◆ PROBLEM REQUIREMENTS ◆
Give only the count of lines containing "class".

* start ENTRIES PROVIDED *

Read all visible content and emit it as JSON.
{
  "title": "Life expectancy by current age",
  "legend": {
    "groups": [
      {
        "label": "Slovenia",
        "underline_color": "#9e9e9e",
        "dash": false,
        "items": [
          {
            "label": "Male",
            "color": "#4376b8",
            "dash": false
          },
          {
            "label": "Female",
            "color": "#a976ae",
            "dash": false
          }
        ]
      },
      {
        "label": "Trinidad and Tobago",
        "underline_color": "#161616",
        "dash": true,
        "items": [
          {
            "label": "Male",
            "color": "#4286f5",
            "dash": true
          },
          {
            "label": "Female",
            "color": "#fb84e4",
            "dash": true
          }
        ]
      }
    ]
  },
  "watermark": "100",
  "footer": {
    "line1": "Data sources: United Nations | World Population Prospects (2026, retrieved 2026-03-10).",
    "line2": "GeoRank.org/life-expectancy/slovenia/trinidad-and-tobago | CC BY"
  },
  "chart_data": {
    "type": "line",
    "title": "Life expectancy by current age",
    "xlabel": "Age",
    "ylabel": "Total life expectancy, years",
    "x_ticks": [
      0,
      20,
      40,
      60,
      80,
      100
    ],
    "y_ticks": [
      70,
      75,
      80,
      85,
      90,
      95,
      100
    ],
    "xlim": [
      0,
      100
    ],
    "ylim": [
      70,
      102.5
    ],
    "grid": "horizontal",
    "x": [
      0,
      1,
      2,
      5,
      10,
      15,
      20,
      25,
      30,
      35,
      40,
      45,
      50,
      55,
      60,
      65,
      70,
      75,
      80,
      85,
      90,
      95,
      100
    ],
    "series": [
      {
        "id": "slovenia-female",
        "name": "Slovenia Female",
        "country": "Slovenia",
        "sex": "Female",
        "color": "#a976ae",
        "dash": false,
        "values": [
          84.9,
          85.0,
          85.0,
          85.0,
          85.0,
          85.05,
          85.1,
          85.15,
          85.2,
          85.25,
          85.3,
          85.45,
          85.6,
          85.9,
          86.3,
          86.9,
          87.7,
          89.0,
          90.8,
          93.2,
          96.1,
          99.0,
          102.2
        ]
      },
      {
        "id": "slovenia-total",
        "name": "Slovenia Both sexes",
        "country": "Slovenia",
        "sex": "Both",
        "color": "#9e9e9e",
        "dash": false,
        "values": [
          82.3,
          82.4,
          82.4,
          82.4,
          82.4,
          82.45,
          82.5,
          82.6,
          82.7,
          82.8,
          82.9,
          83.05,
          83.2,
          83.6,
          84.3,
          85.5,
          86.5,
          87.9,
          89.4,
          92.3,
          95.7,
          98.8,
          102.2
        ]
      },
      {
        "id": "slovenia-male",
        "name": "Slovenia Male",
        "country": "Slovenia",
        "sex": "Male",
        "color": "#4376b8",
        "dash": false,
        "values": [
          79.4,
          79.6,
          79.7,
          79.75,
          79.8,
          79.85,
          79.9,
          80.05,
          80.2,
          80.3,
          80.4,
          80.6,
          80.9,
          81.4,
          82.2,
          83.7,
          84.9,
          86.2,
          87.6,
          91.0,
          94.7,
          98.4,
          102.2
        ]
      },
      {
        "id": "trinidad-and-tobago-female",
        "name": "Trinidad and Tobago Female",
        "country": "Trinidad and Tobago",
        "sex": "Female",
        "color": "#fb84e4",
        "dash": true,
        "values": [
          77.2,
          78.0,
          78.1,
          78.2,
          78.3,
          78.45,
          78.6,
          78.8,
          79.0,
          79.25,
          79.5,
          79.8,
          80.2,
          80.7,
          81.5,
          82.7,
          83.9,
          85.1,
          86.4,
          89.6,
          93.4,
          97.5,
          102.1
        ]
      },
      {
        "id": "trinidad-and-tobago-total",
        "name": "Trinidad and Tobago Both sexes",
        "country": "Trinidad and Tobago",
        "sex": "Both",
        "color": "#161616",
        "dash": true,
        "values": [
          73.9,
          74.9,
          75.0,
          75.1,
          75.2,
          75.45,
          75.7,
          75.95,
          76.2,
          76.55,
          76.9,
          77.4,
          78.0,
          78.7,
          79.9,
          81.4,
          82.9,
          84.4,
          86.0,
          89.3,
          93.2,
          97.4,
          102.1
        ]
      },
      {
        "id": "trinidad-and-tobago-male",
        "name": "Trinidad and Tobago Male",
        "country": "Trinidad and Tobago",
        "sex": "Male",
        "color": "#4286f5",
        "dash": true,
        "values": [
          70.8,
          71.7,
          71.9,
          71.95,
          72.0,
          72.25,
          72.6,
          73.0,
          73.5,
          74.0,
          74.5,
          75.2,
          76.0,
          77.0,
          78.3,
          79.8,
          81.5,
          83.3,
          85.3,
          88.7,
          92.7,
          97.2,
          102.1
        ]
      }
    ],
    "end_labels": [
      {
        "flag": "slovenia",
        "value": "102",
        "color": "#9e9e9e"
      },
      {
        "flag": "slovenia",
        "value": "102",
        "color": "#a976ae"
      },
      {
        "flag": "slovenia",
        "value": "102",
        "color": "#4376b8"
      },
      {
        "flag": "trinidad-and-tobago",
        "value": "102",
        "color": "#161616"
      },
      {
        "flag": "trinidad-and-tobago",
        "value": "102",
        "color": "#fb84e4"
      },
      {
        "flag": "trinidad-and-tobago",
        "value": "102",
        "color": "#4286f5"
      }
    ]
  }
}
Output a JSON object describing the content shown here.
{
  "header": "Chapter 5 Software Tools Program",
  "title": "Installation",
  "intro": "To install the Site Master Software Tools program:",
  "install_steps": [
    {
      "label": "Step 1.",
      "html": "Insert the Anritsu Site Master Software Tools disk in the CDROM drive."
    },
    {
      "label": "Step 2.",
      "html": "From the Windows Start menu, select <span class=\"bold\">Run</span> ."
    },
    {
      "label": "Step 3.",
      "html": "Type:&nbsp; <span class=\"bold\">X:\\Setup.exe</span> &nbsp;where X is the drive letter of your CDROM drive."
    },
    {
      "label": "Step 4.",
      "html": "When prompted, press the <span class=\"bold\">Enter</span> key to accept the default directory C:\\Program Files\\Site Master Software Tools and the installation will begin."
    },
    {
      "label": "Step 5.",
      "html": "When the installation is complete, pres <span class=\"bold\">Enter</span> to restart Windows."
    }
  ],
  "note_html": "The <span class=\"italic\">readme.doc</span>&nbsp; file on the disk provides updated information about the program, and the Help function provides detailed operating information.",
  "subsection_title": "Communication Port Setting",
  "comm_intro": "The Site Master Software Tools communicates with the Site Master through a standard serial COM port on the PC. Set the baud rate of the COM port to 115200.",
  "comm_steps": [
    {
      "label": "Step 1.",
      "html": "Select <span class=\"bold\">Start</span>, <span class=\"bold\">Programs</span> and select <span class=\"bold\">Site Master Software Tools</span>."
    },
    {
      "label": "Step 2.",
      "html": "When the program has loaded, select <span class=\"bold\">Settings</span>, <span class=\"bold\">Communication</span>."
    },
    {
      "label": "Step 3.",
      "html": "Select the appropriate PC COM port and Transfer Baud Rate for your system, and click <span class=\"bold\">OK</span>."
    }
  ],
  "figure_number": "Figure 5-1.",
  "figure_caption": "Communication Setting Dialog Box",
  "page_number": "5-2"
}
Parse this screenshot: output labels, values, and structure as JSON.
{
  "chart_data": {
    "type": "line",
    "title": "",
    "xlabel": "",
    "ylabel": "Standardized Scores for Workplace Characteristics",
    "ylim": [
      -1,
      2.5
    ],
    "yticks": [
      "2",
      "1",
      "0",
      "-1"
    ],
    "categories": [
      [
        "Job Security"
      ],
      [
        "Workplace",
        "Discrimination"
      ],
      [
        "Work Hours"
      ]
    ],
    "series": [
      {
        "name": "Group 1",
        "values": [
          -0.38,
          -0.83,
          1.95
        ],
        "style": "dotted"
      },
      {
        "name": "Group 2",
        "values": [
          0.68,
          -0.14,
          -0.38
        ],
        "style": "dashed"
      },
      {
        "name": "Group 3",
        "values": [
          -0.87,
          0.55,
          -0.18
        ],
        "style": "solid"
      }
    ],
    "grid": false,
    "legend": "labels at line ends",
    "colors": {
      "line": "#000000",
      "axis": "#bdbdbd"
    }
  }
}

* end ENTRIES PROVIDED *

◆ SOLUTION TO THIS EXERCISE ◆
8